### Directions
What lines of the listing below contain the word "than"? Copy each of them out.

*** Block opens ***

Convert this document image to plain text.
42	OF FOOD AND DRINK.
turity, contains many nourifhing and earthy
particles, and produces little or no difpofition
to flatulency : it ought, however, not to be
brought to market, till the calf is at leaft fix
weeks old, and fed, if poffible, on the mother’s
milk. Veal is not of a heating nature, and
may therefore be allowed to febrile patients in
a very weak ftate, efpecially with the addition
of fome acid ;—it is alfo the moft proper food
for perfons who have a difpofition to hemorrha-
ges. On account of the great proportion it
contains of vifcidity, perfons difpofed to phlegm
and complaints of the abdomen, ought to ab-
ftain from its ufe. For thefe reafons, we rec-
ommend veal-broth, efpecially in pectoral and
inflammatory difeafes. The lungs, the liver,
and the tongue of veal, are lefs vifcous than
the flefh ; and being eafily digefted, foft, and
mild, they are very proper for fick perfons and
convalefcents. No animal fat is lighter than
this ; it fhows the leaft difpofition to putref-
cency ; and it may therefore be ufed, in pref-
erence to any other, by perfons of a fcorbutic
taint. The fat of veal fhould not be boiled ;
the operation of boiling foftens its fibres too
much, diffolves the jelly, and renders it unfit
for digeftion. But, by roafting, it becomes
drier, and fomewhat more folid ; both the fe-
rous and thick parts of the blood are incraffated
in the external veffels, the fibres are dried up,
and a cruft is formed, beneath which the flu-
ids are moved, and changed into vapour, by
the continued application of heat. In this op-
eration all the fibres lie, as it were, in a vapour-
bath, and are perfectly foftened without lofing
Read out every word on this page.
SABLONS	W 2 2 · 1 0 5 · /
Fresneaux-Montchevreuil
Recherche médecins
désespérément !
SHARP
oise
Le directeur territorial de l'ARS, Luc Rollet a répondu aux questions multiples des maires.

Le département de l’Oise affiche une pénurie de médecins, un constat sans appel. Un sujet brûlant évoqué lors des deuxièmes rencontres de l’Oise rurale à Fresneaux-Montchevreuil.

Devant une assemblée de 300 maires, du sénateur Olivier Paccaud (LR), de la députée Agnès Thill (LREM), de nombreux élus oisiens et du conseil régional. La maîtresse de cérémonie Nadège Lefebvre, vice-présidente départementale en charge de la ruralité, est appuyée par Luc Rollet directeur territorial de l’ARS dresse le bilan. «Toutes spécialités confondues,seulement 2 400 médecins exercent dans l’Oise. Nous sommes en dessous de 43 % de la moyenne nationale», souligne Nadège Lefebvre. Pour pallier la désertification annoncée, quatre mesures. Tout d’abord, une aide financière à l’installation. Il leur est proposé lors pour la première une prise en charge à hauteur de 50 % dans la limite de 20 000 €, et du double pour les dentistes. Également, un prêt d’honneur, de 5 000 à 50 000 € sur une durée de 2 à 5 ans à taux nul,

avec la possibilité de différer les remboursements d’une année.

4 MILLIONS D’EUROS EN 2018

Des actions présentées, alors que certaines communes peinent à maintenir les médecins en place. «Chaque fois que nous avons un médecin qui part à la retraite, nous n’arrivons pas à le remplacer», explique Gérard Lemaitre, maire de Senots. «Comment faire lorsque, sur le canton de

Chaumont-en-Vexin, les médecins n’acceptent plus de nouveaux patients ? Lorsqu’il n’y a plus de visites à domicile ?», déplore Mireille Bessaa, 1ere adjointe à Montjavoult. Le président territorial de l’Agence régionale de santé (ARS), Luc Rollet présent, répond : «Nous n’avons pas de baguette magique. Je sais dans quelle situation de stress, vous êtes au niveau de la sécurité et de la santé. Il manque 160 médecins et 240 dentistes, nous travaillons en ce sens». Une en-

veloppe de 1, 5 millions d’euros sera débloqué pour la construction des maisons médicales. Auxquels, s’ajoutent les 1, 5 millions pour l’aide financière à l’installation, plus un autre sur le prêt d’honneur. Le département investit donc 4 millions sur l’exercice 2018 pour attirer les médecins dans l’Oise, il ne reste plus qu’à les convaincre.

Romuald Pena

*** Block closes ***

### Solved exercise
and the tongue of veal, are lefs vifcous than
convalefcents. No animal fat is lighter than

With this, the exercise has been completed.